Given task →
Output every line below without omitting or altering anything.
── The input
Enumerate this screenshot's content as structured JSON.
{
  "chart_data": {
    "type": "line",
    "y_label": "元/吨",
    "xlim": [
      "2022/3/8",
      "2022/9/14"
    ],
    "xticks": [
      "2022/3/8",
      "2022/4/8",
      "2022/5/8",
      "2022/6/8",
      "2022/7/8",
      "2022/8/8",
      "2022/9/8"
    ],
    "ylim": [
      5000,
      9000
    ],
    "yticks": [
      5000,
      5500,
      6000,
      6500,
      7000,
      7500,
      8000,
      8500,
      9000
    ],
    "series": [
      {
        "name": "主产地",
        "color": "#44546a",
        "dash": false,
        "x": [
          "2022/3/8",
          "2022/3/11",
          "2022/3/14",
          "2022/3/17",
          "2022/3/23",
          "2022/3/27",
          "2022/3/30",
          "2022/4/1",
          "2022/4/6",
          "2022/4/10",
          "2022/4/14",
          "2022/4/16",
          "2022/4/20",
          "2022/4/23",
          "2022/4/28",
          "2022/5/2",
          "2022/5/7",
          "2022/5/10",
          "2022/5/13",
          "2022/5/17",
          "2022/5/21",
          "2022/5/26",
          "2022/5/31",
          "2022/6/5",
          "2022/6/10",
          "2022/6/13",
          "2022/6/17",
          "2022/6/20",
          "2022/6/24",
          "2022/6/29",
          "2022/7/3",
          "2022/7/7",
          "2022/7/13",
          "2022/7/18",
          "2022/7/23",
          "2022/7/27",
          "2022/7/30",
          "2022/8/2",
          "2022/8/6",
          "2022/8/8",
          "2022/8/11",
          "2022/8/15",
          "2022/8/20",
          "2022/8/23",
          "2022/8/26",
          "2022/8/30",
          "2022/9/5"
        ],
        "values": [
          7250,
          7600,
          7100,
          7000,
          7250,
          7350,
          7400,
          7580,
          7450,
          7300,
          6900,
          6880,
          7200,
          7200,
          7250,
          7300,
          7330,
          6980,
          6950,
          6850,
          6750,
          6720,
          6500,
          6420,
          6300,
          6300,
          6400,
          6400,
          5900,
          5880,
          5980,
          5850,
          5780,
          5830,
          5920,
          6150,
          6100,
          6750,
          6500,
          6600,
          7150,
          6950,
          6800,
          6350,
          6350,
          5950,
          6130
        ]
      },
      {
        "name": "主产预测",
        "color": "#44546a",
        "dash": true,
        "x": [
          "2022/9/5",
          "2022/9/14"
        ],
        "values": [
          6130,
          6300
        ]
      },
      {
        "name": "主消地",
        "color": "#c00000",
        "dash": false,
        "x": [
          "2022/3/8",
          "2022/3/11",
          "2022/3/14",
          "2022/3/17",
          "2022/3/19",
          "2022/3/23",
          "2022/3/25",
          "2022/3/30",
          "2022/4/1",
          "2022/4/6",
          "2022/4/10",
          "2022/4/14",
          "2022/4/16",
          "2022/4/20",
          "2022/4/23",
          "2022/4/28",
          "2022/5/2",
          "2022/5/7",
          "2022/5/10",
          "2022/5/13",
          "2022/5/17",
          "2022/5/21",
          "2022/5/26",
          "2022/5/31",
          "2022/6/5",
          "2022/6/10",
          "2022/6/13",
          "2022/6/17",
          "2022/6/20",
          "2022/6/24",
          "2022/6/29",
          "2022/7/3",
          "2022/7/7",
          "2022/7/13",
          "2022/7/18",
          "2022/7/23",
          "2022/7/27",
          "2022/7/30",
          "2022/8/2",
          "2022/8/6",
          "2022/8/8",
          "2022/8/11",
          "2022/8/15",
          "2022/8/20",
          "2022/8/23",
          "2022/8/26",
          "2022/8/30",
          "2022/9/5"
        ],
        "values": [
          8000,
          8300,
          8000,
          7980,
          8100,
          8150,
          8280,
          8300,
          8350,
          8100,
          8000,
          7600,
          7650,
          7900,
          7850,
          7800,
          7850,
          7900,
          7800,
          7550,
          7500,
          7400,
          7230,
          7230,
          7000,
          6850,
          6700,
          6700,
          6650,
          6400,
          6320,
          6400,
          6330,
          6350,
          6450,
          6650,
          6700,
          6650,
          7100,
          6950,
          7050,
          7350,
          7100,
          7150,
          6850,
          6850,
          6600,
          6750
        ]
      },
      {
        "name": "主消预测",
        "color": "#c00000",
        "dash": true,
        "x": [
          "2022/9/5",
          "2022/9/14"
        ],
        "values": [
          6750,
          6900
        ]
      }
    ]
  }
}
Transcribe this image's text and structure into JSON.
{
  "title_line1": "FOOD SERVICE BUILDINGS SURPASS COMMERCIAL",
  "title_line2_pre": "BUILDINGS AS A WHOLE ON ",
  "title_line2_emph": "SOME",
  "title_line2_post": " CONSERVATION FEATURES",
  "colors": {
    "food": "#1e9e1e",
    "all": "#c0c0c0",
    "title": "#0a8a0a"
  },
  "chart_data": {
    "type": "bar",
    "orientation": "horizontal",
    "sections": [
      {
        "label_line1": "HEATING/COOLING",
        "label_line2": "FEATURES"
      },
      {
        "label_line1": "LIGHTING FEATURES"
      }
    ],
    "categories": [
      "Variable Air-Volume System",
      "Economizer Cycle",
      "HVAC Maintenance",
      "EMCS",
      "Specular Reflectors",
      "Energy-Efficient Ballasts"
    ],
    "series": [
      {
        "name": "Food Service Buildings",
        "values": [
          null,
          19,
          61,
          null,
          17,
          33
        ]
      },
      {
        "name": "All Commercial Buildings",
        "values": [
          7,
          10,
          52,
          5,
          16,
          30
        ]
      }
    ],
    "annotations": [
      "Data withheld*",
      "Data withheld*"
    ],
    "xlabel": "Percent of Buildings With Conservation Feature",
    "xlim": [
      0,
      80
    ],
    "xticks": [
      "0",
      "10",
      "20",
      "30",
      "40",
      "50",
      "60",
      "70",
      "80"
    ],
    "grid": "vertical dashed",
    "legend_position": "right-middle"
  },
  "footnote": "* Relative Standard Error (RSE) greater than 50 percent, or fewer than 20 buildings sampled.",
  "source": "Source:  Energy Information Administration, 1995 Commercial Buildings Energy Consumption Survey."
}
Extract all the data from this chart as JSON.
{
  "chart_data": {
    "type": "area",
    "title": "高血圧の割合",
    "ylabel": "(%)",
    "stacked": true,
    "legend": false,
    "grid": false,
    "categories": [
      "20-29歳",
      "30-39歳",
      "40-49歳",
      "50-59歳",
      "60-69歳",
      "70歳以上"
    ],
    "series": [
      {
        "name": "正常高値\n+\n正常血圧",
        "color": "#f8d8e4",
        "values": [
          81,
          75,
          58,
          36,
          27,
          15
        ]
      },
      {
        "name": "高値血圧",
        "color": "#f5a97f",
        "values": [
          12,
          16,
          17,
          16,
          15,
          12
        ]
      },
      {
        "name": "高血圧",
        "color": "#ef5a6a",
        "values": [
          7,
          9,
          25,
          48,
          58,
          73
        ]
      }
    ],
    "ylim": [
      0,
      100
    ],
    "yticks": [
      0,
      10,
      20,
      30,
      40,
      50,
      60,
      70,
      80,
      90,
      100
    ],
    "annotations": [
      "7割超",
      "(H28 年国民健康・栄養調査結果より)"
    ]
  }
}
────
Correct response →
Enumerate this screenshot's content as structured JSON.
{
  "chart_data": {
    "type": "line",
    "y_label": "元/吨",
    "xlim": [
      "2022/3/8",
      "2022/9/14"
    ],
    "xticks": [
      "2022/3/8",
      "2022/4/8",
      "2022/5/8",
      "2022/6/8",
      "2022/7/8",
      "2022/8/8",
      "2022/9/8"
    ],
    "ylim": [
      5000,
      9000
    ],
    "yticks": [
      5000,
      5500,
      6000,
      6500,
      7000,
      7500,
      8000,
      8500,
      9000
    ],
    "series": [
      {
        "name": "主产地",
        "color": "#44546a",
        "dash": false,
        "x": [
          "2022/3/8",
          "2022/3/11",
          "2022/3/14",
          "2022/3/17",
          "2022/3/23",
          "2022/3/27",
          "2022/3/30",
          "2022/4/1",
          "2022/4/6",
          "2022/4/10",
          "2022/4/14",
          "2022/4/16",
          "2022/4/20",
          "2022/4/23",
          "2022/4/28",
          "2022/5/2",
          "2022/5/7",
          "2022/5/10",
          "2022/5/13",
          "2022/5/17",
          "2022/5/21",
          "2022/5/26",
          "2022/5/31",
          "2022/6/5",
          "2022/6/10",
          "2022/6/13",
          "2022/6/17",
          "2022/6/20",
          "2022/6/24",
          "2022/6/29",
          "2022/7/3",
          "2022/7/7",
          "2022/7/13",
          "2022/7/18",
          "2022/7/23",
          "2022/7/27",
          "2022/7/30",
          "2022/8/2",
          "2022/8/6",
          "2022/8/8",
          "2022/8/11",
          "2022/8/15",
          "2022/8/20",
          "2022/8/23",
          "2022/8/26",
          "2022/8/30",
          "2022/9/5"
        ],
        "values": [
          7250,
          7600,
          7100,
          7000,
          7250,
          7350,
          7400,
          7580,
          7450,
          7300,
          6900,
          6880,
          7200,
          7200,
          7250,
          7300,
          7330,
          6980,
          6950,
          6850,
          6750,
          6720,
          6500,
          6420,
          6300,
          6300,
          6400,
          6400,
          5900,
          5880,
          5980,
          5850,
          5780,
          5830,
          5920,
          6150,
          6100,
          6750,
          6500,
          6600,
          7150,
          6950,
          6800,
          6350,
          6350,
          5950,
          6130
        ]
      },
      {
        "name": "主产预测",
        "color": "#44546a",
        "dash": true,
        "x": [
          "2022/9/5",
          "2022/9/14"
        ],
        "values": [
          6130,
          6300
        ]
      },
      {
        "name": "主消地",
        "color": "#c00000",
        "dash": false,
        "x": [
          "2022/3/8",
          "2022/3/11",
          "2022/3/14",
          "2022/3/17",
          "2022/3/19",
          "2022/3/23",
          "2022/3/25",
          "2022/3/30",
          "2022/4/1",
          "2022/4/6",
          "2022/4/10",
          "2022/4/14",
          "2022/4/16",
          "2022/4/20",
          "2022/4/23",
          "2022/4/28",
          "2022/5/2",
          "2022/5/7",
          "2022/5/10",
          "2022/5/13",
          "2022/5/17",
          "2022/5/21",
          "2022/5/26",
          "2022/5/31",
          "2022/6/5",
          "2022/6/10",
          "2022/6/13",
          "2022/6/17",
          "2022/6/20",
          "2022/6/24",
          "2022/6/29",
          "2022/7/3",
          "2022/7/7",
          "2022/7/13",
          "2022/7/18",
          "2022/7/23",
          "2022/7/27",
          "2022/7/30",
          "2022/8/2",
          "2022/8/6",
          "2022/8/8",
          "2022/8/11",
          "2022/8/15",
          "2022/8/20",
          "2022/8/23",
          "2022/8/26",
          "2022/8/30",
          "2022/9/5"
        ],
        "values": [
          8000,
          8300,
          8000,
          7980,
          8100,
          8150,
          8280,
          8300,
          8350,
          8100,
          8000,
          7600,
          7650,
          7900,
          7850,
          7800,
          7850,
          7900,
          7800,
          7550,
          7500,
          7400,
          7230,
          7230,
          7000,
          6850,
          6700,
          6700,
          6650,
          6400,
          6320,
          6400,
          6330,
          6350,
          6450,
          6650,
          6700,
          6650,
          7100,
          6950,
          7050,
          7350,
          7100,
          7150,
          6850,
          6850,
          6600,
          6750
        ]
      },
      {
        "name": "主消预测",
        "color": "#c00000",
        "dash": true,
        "x": [
          "2022/9/5",
          "2022/9/14"
        ],
        "values": [
          6750,
          6900
        ]
      }
    ]
  }
}
Transcribe this image's text and structure into JSON.
{
  "title_line1": "FOOD SERVICE BUILDINGS SURPASS COMMERCIAL",
  "title_line2_pre": "BUILDINGS AS A WHOLE ON ",
  "title_line2_emph": "SOME",
  "title_line2_post": " CONSERVATION FEATURES",
  "colors": {
    "food": "#1e9e1e",
    "all": "#c0c0c0",
    "title": "#0a8a0a"
  },
  "chart_data": {
    "type": "bar",
    "orientation": "horizontal",
    "sections": [
      {
        "label_line1": "HEATING/COOLING",
        "label_line2": "FEATURES"
      },
      {
        "label_line1": "LIGHTING FEATURES"
      }
    ],
    "categories": [
      "Variable Air-Volume System",
      "Economizer Cycle",
      "HVAC Maintenance",
      "EMCS",
      "Specular Reflectors",
      "Energy-Efficient Ballasts"
    ],
    "series": [
      {
        "name": "Food Service Buildings",
        "values": [
          null,
          19,
          61,
          null,
          17,
          33
        ]
      },
      {
        "name": "All Commercial Buildings",
        "values": [
          7,
          10,
          52,
          5,
          16,
          30
        ]
      }
    ],
    "annotations": [
      "Data withheld*",
      "Data withheld*"
    ],
    "xlabel": "Percent of Buildings With Conservation Feature",
    "xlim": [
      0,
      80
    ],
    "xticks": [
      "0",
      "10",
      "20",
      "30",
      "40",
      "50",
      "60",
      "70",
      "80"
    ],
    "grid": "vertical dashed",
    "legend_position": "right-middle"
  },
  "footnote": "* Relative Standard Error (RSE) greater than 50 percent, or fewer than 20 buildings sampled.",
  "source": "Source:  Energy Information Administration, 1995 Commercial Buildings Energy Consumption Survey."
}
Extract all the data from this chart as JSON.
{
  "chart_data": {
    "type": "area",
    "title": "高血圧の割合",
    "ylabel": "(%)",
    "stacked": true,
    "legend": false,
    "grid": false,
    "categories": [
      "20-29歳",
      "30-39歳",
      "40-49歳",
      "50-59歳",
      "60-69歳",
      "70歳以上"
    ],
    "series": [
      {
        "name": "正常高値\n+\n正常血圧",
        "color": "#f8d8e4",
        "values": [
          81,
          75,
          58,
          36,
          27,
          15
        ]
      },
      {
        "name": "高値血圧",
        "color": "#f5a97f",
        "values": [
          12,
          16,
          17,
          16,
          15,
          12
        ]
      },
      {
        "name": "高血圧",
        "color": "#ef5a6a",
        "values": [
          7,
          9,
          25,
          48,
          58,
          73
        ]
      }
    ],
    "ylim": [
      0,
      100
    ],
    "yticks": [
      0,
      10,
      20,
      30,
      40,
      50,
      60,
      70,
      80,
      90,
      100
    ],
    "annotations": [
      "7割超",
      "(H28 年国民健康・栄養調査結果より)"
    ]
  }
}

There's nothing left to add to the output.